>>
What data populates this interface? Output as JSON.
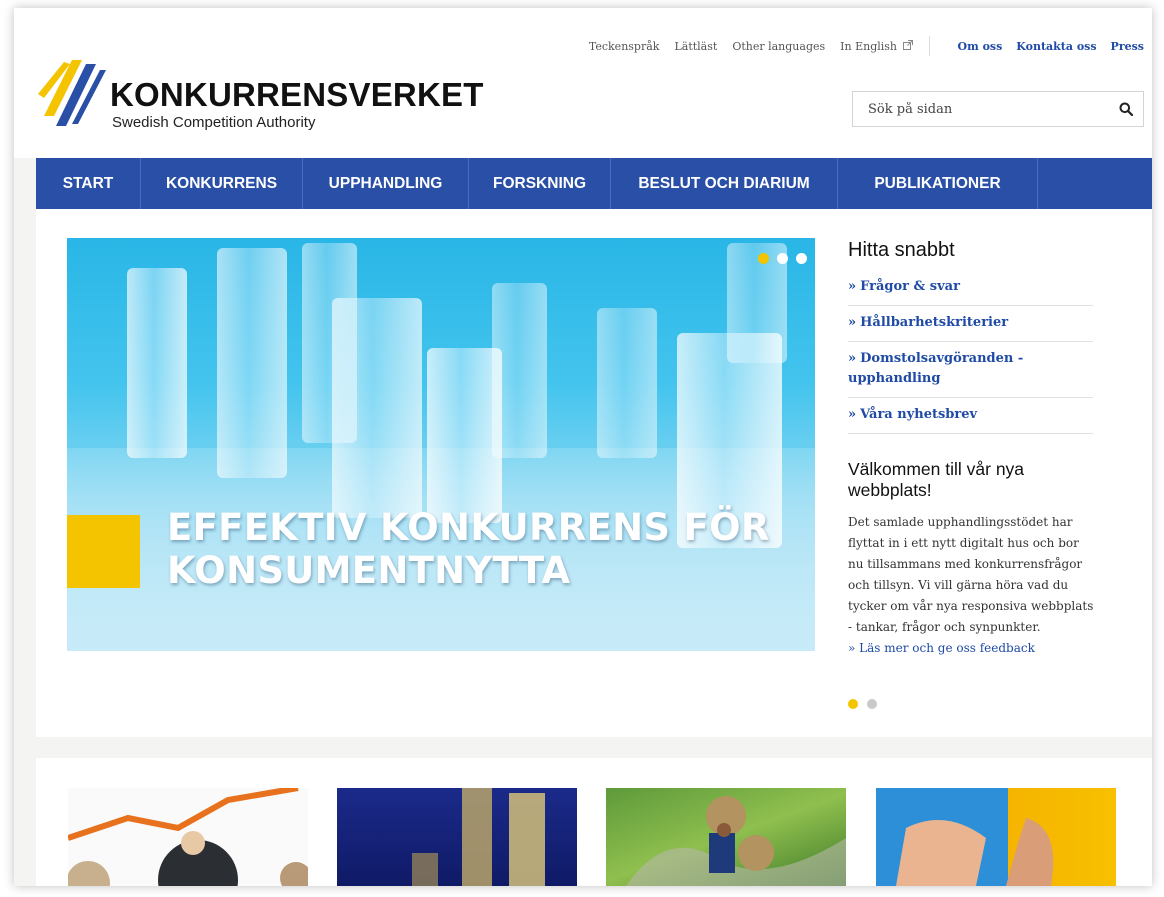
{
  "header": {
    "logo": {
      "name": "KONKURRENSVERKET",
      "subtitle": "Swedish Competition Authority"
    },
    "utility_links": [
      {
        "label": "Teckenspråk"
      },
      {
        "label": "Lättläst"
      },
      {
        "label": "Other languages"
      },
      {
        "label": "In English",
        "icon": "external-link-icon"
      }
    ],
    "main_links": [
      {
        "label": "Om oss"
      },
      {
        "label": "Kontakta oss"
      },
      {
        "label": "Press"
      }
    ],
    "search": {
      "placeholder": "Sök på sidan",
      "icon": "search-icon"
    }
  },
  "nav": {
    "items": [
      {
        "label": "START"
      },
      {
        "label": "KONKURRENS"
      },
      {
        "label": "UPPHANDLING"
      },
      {
        "label": "FORSKNING"
      },
      {
        "label": "BESLUT OCH DIARIUM"
      },
      {
        "label": "PUBLIKATIONER"
      }
    ]
  },
  "hero": {
    "title": "EFFEKTIV KONKURRENS FÖR KONSUMENTNYTTA",
    "slides": 3,
    "active_slide": 1
  },
  "quick_links": {
    "title": "Hitta snabbt",
    "items": [
      {
        "label": "Frågor & svar"
      },
      {
        "label": "Hållbarhetskriterier"
      },
      {
        "label": "Domstolsavgöranden - upphandling"
      },
      {
        "label": "Våra nyhetsbrev"
      }
    ]
  },
  "welcome": {
    "title": "Välkommen till vår nya webbplats!",
    "body": "Det samlade upphandlingsstödet har flyttat in i ett nytt digitalt hus och bor nu tillsammans med konkurrensfrågor och tillsyn. Vi vill gärna höra vad du tycker om vår nya responsiva webbplats - tankar, frågor och synpunkter.",
    "link": "Läs mer och ge oss feedback",
    "slides": 2,
    "active_slide": 1
  },
  "colors": {
    "brand_blue": "#2a4fa6",
    "link_blue": "#1f4aa5",
    "accent_yellow": "#f4c400"
  }
}
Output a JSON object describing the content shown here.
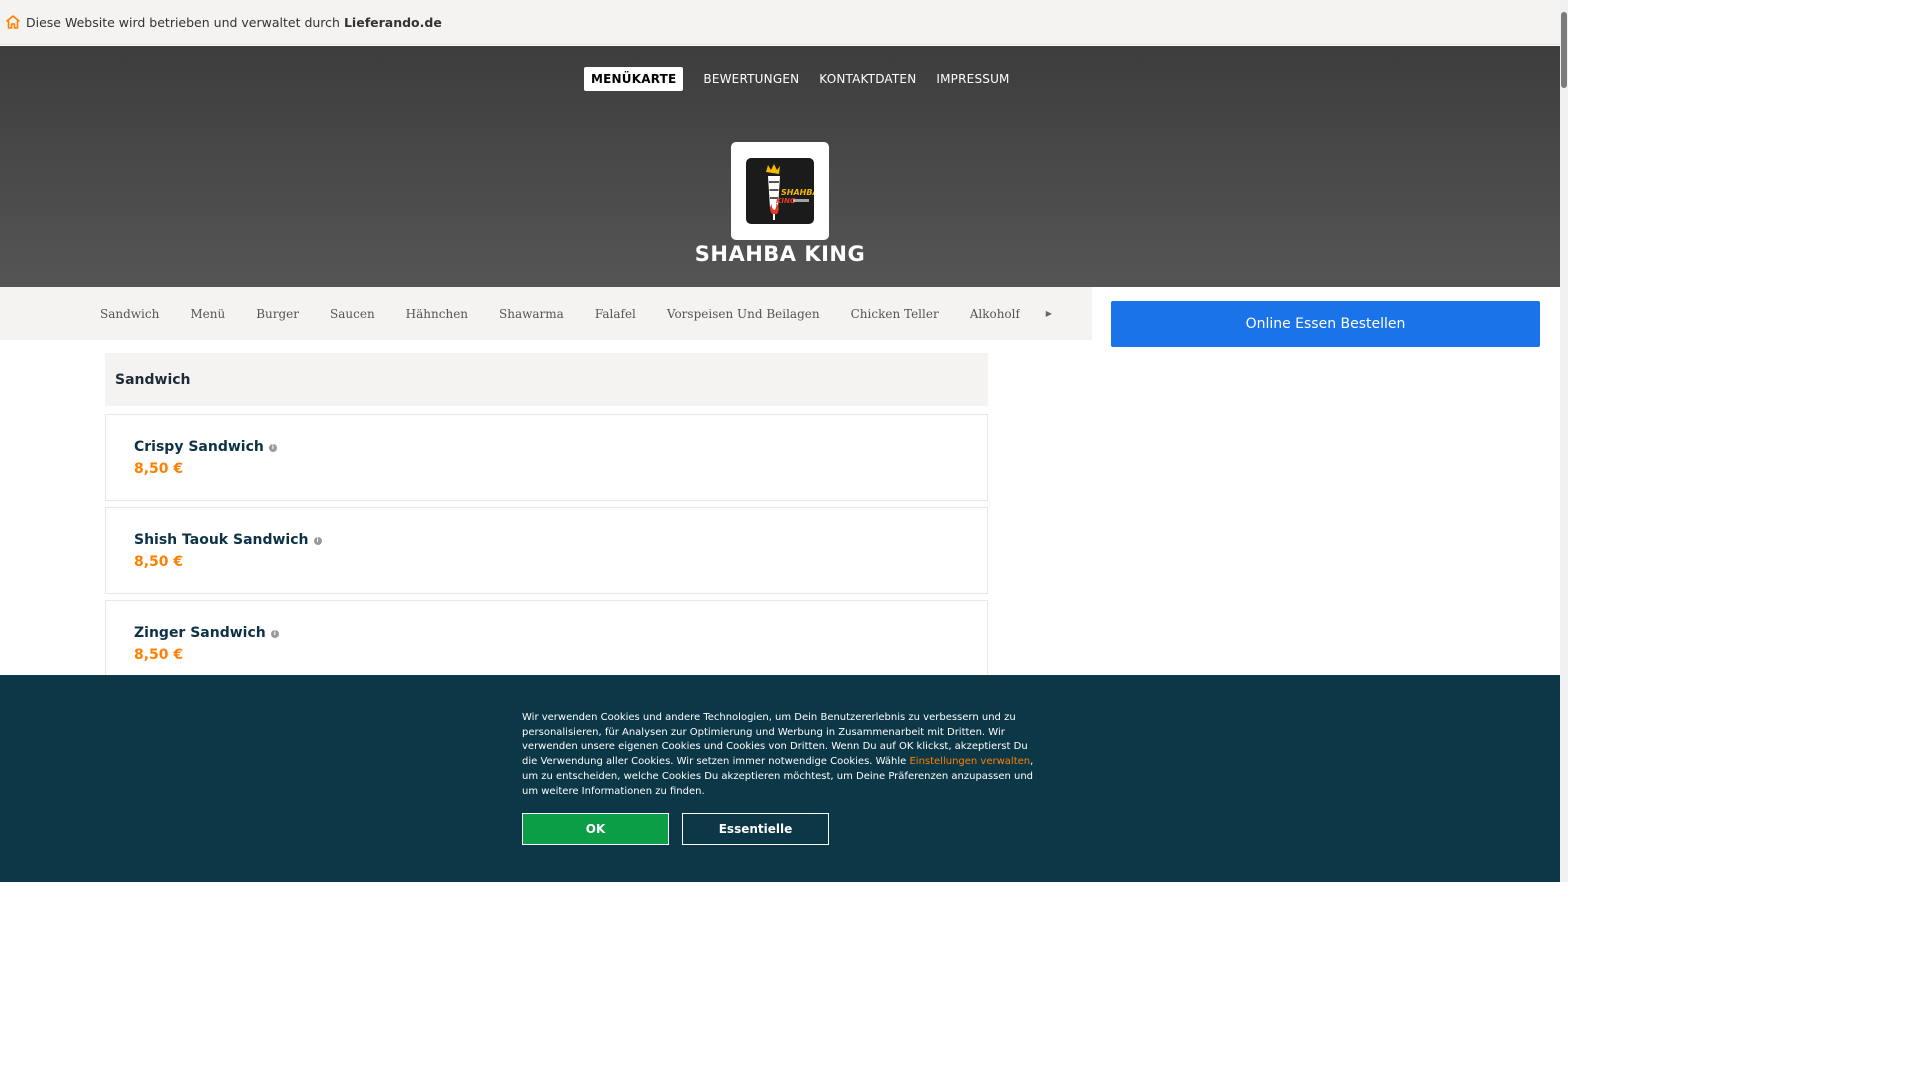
{
  "notice": {
    "text": "Diese Website wird betrieben und verwaltet durch",
    "brand": "Lieferando.de",
    "icon": "home-icon"
  },
  "topnav": {
    "items": [
      "MENÜKARTE",
      "BEWERTUNGEN",
      "KONTAKTDATEN",
      "IMPRESSUM"
    ]
  },
  "restaurant": {
    "name": "SHAHBA KING",
    "logo_text_top": "SHAHBA",
    "logo_text_bottom": "KING"
  },
  "categories": [
    "Sandwich",
    "Menü",
    "Burger",
    "Saucen",
    "Hähnchen",
    "Shawarma",
    "Falafel",
    "Vorspeisen Und Beilagen",
    "Chicken Teller",
    "Alkoholfr"
  ],
  "more_icon": "chevron-right-icon",
  "order_button": "Online Essen Bestellen",
  "section": {
    "title": "Sandwich",
    "items": [
      {
        "name": "Crispy Sandwich",
        "price": "8,50 €"
      },
      {
        "name": "Shish Taouk Sandwich",
        "price": "8,50 €"
      },
      {
        "name": "Zinger Sandwich",
        "price": "8,50 €"
      }
    ]
  },
  "cookie": {
    "text_before": "Wir verwenden Cookies und andere Technologien, um Dein Benutzererlebnis zu verbessern und zu personalisieren, für Analysen zur Optimierung und Werbung in Zusammenarbeit mit Dritten. Wir verwenden unsere eigenen Cookies und Cookies von Dritten. Wenn Du auf OK klickst, akzeptierst Du die Verwendung aller Cookies. Wir setzen immer notwendige Cookies. Wähle ",
    "link": "Einstellungen verwalten",
    "text_after": ", um zu entscheiden, welche Cookies Du akzeptieren möchtest, um Deine Präferenzen anzupassen und um weitere Informationen zu finden.",
    "ok_label": "OK",
    "essential_label": "Essentielle"
  },
  "colors": {
    "accent_orange": "#ff8000",
    "order_blue": "#1a73e8",
    "cookie_bg": "#0b3747",
    "ok_green": "#0b9e46"
  }
}
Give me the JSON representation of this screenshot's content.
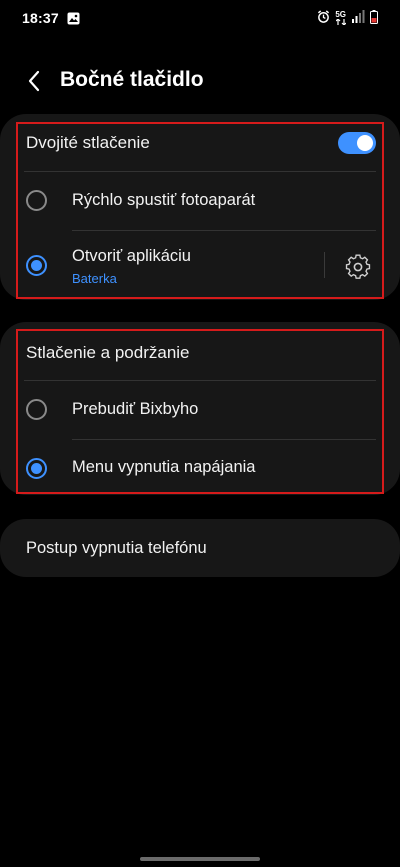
{
  "status_bar": {
    "time": "18:37",
    "network": "5G"
  },
  "header": {
    "title": "Bočné tlačidlo"
  },
  "double_press": {
    "title": "Dvojité stlačenie",
    "toggle_on": true,
    "options": [
      {
        "label": "Rýchlo spustiť fotoaparát",
        "selected": false
      },
      {
        "label": "Otvoriť aplikáciu",
        "sub": "Baterka",
        "selected": true
      }
    ]
  },
  "press_hold": {
    "title": "Stlačenie a podržanie",
    "options": [
      {
        "label": "Prebudiť Bixbyho",
        "selected": false
      },
      {
        "label": "Menu vypnutia napájania",
        "selected": true
      }
    ]
  },
  "shutdown": {
    "label": "Postup vypnutia telefónu"
  },
  "colors": {
    "accent": "#3e91ff",
    "highlight_outline": "#d51b1b",
    "card_bg": "#171717"
  }
}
<<
What the task asks ▸
Report how many lines of the listing hold the word "webbplats", with nothing but the number.

Output for this task ▸
2